### Dataset entries
┏━━

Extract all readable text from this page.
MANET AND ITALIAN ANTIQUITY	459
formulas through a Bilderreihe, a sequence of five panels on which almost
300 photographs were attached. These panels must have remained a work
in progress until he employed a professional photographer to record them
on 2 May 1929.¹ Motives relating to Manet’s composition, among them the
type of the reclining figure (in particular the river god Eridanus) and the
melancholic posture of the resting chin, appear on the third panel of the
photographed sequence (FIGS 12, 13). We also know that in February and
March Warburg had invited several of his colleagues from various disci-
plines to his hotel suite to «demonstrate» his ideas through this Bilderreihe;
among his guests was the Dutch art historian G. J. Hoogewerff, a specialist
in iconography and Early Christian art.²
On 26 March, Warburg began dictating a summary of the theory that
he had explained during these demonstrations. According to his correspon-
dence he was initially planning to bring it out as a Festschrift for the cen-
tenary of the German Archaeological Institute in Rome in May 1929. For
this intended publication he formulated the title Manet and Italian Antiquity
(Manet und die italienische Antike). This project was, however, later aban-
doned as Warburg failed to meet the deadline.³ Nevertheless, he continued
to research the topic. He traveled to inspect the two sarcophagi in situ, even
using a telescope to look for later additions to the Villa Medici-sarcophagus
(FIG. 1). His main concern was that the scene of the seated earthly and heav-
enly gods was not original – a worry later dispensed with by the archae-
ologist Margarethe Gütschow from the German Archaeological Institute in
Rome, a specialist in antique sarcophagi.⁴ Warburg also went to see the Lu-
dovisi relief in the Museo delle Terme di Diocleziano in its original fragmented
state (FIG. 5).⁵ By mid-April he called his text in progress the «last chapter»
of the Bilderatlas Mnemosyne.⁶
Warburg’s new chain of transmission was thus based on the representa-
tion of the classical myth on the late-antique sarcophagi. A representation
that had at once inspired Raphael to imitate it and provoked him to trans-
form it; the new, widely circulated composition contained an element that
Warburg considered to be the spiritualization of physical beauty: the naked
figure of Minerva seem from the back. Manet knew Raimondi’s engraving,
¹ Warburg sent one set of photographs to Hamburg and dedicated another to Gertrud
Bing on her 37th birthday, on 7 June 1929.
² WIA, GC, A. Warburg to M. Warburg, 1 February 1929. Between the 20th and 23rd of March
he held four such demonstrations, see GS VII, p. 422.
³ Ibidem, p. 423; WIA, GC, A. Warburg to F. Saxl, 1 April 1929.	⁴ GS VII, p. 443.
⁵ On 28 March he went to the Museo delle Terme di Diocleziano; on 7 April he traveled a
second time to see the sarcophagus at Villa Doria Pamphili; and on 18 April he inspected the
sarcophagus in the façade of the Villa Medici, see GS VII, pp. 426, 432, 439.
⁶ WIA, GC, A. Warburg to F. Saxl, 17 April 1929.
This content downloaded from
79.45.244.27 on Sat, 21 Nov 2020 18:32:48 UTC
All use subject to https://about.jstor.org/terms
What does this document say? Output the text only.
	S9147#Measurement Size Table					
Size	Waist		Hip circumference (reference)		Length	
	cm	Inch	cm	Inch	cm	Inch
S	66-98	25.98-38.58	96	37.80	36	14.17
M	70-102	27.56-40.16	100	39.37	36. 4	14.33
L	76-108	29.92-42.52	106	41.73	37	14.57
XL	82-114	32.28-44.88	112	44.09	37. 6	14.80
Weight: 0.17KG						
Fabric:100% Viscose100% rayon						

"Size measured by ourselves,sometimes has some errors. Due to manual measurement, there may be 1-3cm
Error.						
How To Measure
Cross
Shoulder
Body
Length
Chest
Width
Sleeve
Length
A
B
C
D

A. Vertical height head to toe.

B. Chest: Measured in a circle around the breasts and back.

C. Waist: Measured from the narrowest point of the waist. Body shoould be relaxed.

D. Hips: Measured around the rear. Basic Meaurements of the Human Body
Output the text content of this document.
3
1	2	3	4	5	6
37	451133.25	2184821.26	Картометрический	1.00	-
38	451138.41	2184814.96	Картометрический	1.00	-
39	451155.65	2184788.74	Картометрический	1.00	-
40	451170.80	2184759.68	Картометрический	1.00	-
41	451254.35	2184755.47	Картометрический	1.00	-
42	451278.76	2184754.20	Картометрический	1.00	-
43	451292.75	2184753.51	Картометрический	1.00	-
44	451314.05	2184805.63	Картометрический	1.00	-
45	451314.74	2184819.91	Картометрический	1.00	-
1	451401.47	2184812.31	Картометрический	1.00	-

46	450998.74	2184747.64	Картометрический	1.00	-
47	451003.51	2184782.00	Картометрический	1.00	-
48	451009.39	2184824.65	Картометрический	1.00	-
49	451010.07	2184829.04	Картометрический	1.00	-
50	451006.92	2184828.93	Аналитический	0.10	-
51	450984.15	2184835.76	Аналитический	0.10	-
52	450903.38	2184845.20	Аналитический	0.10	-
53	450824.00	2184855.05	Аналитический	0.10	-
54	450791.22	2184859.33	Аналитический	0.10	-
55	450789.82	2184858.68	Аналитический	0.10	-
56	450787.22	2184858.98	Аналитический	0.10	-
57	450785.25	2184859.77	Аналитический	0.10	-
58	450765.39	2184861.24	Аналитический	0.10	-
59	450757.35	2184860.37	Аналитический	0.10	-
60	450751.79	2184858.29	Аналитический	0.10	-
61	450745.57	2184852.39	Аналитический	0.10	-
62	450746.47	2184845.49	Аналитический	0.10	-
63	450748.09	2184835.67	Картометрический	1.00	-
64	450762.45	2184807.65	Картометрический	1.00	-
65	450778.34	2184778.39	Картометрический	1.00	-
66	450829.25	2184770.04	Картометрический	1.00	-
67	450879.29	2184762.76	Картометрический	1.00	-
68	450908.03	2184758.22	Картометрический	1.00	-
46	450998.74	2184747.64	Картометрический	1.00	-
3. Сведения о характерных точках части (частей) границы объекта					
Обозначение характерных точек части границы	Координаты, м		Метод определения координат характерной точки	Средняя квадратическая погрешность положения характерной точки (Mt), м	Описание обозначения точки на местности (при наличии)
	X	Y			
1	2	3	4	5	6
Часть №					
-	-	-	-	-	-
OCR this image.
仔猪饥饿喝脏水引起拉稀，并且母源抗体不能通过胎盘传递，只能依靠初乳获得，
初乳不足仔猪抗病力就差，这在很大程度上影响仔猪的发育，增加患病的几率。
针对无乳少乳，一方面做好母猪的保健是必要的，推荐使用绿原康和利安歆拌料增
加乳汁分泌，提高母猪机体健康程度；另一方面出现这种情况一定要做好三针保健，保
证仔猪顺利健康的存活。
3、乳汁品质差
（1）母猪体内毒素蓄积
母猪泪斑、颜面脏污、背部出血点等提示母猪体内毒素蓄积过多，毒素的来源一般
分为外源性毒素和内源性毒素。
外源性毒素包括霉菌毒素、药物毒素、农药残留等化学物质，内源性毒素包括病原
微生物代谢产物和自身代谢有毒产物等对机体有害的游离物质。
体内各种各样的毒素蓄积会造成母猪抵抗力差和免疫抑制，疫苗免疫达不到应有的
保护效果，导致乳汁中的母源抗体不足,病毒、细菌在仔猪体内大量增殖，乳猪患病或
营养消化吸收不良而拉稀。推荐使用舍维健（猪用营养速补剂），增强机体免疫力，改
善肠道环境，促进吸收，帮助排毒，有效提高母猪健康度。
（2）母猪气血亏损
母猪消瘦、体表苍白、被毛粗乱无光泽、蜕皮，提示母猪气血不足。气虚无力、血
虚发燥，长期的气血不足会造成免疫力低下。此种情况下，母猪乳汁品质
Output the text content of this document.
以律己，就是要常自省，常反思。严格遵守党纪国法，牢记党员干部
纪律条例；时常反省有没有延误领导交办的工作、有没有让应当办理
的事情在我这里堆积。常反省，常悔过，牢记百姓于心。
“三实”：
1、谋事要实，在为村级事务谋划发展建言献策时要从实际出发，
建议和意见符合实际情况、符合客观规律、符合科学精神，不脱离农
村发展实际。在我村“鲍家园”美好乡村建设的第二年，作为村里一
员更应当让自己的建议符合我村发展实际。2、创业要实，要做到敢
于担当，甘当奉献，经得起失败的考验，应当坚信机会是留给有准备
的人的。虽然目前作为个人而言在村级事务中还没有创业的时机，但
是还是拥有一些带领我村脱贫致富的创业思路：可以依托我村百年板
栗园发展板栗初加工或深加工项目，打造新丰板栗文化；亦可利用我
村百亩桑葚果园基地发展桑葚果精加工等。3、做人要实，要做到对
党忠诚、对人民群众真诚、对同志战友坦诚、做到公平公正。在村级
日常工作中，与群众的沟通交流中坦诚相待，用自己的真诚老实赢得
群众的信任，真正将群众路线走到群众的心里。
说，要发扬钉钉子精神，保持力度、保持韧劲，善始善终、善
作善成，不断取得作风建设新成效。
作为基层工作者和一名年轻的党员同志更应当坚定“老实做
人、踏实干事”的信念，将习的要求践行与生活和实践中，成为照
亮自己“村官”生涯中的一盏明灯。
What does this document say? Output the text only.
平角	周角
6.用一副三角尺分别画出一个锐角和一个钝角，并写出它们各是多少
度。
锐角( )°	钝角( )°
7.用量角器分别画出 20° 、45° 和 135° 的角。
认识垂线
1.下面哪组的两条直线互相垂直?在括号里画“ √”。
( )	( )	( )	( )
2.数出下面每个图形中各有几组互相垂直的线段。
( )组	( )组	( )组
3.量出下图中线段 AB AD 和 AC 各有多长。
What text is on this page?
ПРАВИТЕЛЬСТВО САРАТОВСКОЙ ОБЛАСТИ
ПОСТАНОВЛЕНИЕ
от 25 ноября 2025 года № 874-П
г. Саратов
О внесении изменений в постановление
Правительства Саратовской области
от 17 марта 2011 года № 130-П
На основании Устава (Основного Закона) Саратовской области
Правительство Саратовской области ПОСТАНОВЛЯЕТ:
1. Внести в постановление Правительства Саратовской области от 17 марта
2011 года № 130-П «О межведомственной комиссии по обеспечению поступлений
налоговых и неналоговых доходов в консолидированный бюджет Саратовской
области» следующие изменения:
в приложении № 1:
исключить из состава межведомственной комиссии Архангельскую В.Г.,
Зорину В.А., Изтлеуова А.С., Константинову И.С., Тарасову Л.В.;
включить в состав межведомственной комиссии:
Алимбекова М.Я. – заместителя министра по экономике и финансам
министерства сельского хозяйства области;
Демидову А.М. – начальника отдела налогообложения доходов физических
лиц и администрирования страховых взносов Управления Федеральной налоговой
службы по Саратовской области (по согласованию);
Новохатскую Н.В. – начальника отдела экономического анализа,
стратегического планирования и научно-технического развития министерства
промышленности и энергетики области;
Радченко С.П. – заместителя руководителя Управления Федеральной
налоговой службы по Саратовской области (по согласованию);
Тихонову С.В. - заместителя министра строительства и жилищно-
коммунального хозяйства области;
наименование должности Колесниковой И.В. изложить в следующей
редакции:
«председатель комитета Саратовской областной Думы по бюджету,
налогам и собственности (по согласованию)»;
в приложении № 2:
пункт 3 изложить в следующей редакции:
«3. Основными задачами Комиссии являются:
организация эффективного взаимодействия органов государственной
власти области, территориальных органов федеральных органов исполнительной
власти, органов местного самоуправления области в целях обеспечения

┗━━

### Task directions
Pull out all lines from the entries above in which the word "министерства" appears.

### Answer in full
министерства сельского хозяйства области;
стратегического планирования и научно-технического развития министерства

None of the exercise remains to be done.